[Requirement]: What follows is a set of entries. Give them again exactly, without the pictures.

-------- Record list --------

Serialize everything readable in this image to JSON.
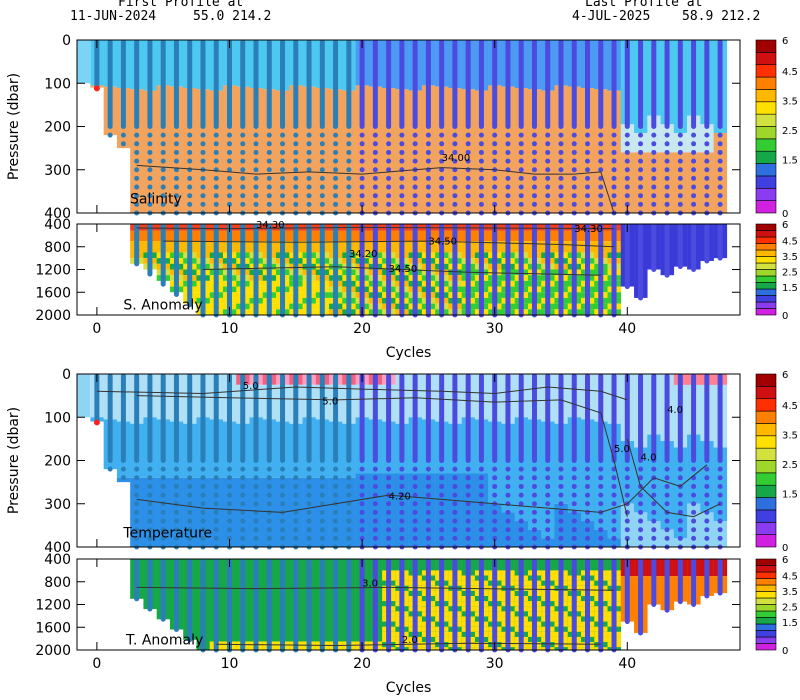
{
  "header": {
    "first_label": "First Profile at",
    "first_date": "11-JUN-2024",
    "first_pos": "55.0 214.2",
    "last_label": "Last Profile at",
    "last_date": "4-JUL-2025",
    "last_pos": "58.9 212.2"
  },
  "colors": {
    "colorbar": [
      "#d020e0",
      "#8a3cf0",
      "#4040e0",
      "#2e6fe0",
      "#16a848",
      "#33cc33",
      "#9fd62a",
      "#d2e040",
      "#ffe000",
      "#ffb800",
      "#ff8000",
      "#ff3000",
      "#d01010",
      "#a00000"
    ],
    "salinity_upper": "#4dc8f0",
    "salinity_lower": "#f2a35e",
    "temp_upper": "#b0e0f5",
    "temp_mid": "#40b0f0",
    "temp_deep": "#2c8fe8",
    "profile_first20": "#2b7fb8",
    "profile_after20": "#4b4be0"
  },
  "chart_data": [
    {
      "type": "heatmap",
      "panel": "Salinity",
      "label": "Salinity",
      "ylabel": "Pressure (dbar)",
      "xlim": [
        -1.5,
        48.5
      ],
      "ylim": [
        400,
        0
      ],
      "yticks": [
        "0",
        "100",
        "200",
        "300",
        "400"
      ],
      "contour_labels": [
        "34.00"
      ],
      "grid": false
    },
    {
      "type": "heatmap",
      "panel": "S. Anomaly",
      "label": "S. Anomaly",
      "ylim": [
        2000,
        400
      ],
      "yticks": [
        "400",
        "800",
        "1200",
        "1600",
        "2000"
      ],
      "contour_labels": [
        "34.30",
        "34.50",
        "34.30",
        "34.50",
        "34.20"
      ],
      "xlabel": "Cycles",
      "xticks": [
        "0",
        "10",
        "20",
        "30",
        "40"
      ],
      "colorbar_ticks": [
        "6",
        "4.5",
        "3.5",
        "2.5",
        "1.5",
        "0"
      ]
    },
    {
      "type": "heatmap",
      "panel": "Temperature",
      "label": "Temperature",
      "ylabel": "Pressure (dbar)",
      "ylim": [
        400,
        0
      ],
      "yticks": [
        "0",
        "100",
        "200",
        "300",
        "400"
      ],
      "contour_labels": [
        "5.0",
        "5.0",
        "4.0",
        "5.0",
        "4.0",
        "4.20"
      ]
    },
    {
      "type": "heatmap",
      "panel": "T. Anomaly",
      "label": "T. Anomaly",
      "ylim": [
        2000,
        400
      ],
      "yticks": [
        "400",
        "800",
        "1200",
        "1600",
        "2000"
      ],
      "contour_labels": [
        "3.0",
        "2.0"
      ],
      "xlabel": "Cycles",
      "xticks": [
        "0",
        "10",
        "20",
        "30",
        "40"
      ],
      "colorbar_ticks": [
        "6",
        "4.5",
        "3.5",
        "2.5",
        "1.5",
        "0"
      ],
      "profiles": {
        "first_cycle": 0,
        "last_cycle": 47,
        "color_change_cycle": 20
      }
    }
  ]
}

--------

[Solution below]:
Serialize everything readable in this image to JSON.
{
  "header": {
    "first_label": "First Profile at",
    "first_date": "11-JUN-2024",
    "first_pos": "55.0 214.2",
    "last_label": "Last Profile at",
    "last_date": "4-JUL-2025",
    "last_pos": "58.9 212.2"
  },
  "colors": {
    "colorbar": [
      "#d020e0",
      "#8a3cf0",
      "#4040e0",
      "#2e6fe0",
      "#16a848",
      "#33cc33",
      "#9fd62a",
      "#d2e040",
      "#ffe000",
      "#ffb800",
      "#ff8000",
      "#ff3000",
      "#d01010",
      "#a00000"
    ],
    "salinity_upper": "#4dc8f0",
    "salinity_lower": "#f2a35e",
    "temp_upper": "#b0e0f5",
    "temp_mid": "#40b0f0",
    "temp_deep": "#2c8fe8",
    "profile_first20": "#2b7fb8",
    "profile_after20": "#4b4be0"
  },
  "chart_data": [
    {
      "type": "heatmap",
      "panel": "Salinity",
      "label": "Salinity",
      "ylabel": "Pressure (dbar)",
      "xlim": [
        -1.5,
        48.5
      ],
      "ylim": [
        400,
        0
      ],
      "yticks": [
        "0",
        "100",
        "200",
        "300",
        "400"
      ],
      "contour_labels": [
        "34.00"
      ],
      "grid": false
    },
    {
      "type": "heatmap",
      "panel": "S. Anomaly",
      "label": "S. Anomaly",
      "ylim": [
        2000,
        400
      ],
      "yticks": [
        "400",
        "800",
        "1200",
        "1600",
        "2000"
      ],
      "contour_labels": [
        "34.30",
        "34.50",
        "34.30",
        "34.50",
        "34.20"
      ],
      "xlabel": "Cycles",
      "xticks": [
        "0",
        "10",
        "20",
        "30",
        "40"
      ],
      "colorbar_ticks": [
        "6",
        "4.5",
        "3.5",
        "2.5",
        "1.5",
        "0"
      ]
    },
    {
      "type": "heatmap",
      "panel": "Temperature",
      "label": "Temperature",
      "ylabel": "Pressure (dbar)",
      "ylim": [
        400,
        0
      ],
      "yticks": [
        "0",
        "100",
        "200",
        "300",
        "400"
      ],
      "contour_labels": [
        "5.0",
        "5.0",
        "4.0",
        "5.0",
        "4.0",
        "4.20"
      ]
    },
    {
      "type": "heatmap",
      "panel": "T. Anomaly",
      "label": "T. Anomaly",
      "ylim": [
        2000,
        400
      ],
      "yticks": [
        "400",
        "800",
        "1200",
        "1600",
        "2000"
      ],
      "contour_labels": [
        "3.0",
        "2.0"
      ],
      "xlabel": "Cycles",
      "xticks": [
        "0",
        "10",
        "20",
        "30",
        "40"
      ],
      "colorbar_ticks": [
        "6",
        "4.5",
        "3.5",
        "2.5",
        "1.5",
        "0"
      ],
      "profiles": {
        "first_cycle": 0,
        "last_cycle": 47,
        "color_change_cycle": 20
      }
    }
  ]
}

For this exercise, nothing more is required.